** start Record list **

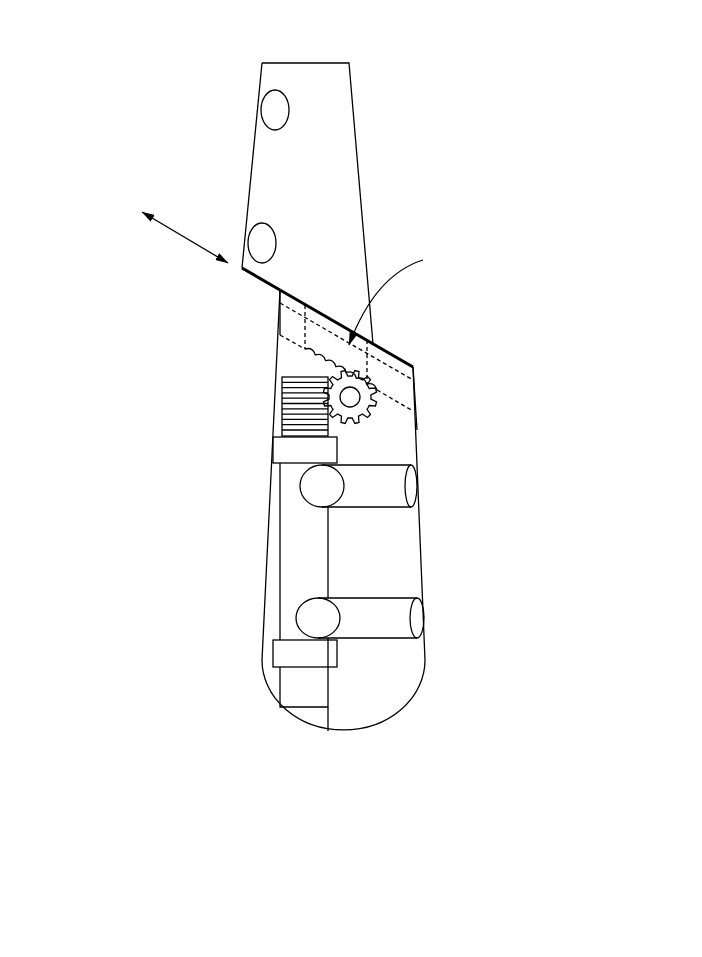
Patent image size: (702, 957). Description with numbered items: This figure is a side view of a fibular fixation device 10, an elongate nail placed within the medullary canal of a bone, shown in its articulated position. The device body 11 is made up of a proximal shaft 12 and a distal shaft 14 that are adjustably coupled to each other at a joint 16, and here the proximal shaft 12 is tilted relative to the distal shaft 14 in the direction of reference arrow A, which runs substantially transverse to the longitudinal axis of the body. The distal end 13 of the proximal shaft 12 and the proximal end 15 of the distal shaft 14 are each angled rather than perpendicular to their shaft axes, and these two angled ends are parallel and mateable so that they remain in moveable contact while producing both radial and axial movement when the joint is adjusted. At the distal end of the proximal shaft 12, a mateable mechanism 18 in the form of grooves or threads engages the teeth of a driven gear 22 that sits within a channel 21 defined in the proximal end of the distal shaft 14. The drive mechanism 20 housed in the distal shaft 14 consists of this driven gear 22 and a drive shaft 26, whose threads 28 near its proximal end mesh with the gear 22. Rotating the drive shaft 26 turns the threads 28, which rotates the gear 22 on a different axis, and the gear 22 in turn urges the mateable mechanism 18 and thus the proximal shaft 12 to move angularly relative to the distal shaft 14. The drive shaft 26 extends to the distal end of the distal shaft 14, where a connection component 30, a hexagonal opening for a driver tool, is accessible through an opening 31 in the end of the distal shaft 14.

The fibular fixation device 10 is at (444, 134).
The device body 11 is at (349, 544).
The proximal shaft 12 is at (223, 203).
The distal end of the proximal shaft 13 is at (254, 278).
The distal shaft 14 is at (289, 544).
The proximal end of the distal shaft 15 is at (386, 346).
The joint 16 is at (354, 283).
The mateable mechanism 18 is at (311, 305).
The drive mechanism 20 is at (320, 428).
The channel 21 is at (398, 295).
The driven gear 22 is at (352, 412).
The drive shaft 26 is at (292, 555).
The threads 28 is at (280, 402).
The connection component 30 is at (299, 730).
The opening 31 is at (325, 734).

** end Record list **
** start Record list **

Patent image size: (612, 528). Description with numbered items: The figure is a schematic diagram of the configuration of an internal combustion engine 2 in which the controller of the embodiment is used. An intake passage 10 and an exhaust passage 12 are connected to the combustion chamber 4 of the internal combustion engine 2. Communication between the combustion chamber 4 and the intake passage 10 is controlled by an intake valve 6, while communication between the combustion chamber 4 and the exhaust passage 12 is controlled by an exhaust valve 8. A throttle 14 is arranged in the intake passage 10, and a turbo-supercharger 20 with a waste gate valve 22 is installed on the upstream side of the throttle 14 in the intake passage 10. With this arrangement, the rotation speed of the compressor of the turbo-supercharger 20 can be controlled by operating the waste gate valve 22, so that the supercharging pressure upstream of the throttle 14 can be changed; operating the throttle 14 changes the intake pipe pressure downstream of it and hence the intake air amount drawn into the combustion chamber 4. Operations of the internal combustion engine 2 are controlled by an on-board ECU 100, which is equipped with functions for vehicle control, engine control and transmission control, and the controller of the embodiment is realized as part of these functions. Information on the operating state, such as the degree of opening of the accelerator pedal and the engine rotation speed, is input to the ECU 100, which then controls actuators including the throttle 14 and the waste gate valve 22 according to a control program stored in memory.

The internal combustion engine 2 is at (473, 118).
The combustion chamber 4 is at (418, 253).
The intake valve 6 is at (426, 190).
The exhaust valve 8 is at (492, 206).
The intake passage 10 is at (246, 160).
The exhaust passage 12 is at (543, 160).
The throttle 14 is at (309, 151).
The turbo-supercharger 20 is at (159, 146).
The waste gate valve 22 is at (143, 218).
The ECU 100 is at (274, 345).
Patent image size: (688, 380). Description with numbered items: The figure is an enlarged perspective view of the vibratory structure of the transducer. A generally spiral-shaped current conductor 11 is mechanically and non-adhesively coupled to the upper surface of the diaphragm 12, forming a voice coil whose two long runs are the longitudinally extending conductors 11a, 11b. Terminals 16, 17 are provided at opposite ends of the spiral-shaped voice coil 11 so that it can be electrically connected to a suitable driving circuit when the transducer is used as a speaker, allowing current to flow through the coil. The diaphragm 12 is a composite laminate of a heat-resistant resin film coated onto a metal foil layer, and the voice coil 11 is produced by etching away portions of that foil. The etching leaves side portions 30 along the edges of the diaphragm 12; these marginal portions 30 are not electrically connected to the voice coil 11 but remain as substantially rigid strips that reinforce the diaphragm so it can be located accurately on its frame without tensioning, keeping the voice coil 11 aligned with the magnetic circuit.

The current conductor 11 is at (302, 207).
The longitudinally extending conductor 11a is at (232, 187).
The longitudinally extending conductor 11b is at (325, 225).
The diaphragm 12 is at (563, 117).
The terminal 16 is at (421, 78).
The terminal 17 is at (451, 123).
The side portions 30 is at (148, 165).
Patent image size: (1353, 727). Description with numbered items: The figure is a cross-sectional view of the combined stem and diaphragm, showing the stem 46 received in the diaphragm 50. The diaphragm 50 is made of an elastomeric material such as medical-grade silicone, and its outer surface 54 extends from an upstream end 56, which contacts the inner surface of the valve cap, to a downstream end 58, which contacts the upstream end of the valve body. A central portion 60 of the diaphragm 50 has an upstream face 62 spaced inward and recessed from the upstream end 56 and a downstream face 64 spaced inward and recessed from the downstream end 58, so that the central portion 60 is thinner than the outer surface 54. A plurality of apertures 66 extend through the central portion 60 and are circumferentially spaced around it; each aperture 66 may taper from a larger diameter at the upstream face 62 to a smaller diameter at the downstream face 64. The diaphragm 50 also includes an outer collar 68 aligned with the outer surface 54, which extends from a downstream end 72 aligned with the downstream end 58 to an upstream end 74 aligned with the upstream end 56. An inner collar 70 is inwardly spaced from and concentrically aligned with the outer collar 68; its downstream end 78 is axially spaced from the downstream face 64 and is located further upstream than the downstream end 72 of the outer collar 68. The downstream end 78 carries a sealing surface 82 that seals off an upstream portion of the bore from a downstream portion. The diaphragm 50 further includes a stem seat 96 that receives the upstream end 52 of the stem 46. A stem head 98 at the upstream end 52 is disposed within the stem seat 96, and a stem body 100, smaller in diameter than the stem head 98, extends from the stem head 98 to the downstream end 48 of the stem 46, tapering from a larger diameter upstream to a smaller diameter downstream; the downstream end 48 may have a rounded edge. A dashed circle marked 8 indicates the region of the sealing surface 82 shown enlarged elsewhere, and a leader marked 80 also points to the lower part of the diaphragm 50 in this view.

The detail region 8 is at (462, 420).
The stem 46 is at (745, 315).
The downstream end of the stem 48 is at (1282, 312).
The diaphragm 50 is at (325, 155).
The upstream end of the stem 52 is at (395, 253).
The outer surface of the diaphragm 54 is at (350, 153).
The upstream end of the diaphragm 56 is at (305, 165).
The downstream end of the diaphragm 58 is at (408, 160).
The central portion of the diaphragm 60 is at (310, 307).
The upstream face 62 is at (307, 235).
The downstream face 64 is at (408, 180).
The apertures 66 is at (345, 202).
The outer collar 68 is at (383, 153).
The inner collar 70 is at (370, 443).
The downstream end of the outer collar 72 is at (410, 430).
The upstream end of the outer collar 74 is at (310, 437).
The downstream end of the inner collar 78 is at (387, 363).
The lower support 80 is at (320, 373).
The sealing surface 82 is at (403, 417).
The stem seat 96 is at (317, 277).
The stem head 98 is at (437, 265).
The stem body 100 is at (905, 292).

** end Record list **

**What you are asked to do:** Set down, without alteration, the part of the material that opens with the line containing "Patent image size: (612, 528)." and closes with the line containing "The internal combustion engine 2 is", including both of those lines.

**Exercise result:**
Patent image size: (612, 528). Description with numbered items: The figure is a schematic diagram of the configuration of an internal combustion engine 2 in which the controller of the embodiment is used. An intake passage 10 and an exhaust passage 12 are connected to the combustion chamber 4 of the internal combustion engine 2. Communication between the combustion chamber 4 and the intake passage 10 is controlled by an intake valve 6, while communication between the combustion chamber 4 and the exhaust passage 12 is controlled by an exhaust valve 8. A throttle 14 is arranged in the intake passage 10, and a turbo-supercharger 20 with a waste gate valve 22 is installed on the upstream side of the throttle 14 in the intake passage 10. With this arrangement, the rotation speed of the compressor of the turbo-supercharger 20 can be controlled by operating the waste gate valve 22, so that the supercharging pressure upstream of the throttle 14 can be changed; operating the throttle 14 changes the intake pipe pressure downstream of it and hence the intake air amount drawn into the combustion chamber 4. Operations of the internal combustion engine 2 are controlled by an on-board ECU 100, which is equipped with functions for vehicle control, engine control and transmission control, and the controller of the embodiment is realized as part of these functions. Information on the operating state, such as the degree of opening of the accelerator pedal and the engine rotation speed, is input to the ECU 100, which then controls actuators including the throttle 14 and the waste gate valve 22 according to a control program stored in memory.

The internal combustion engine 2 is at (473, 118).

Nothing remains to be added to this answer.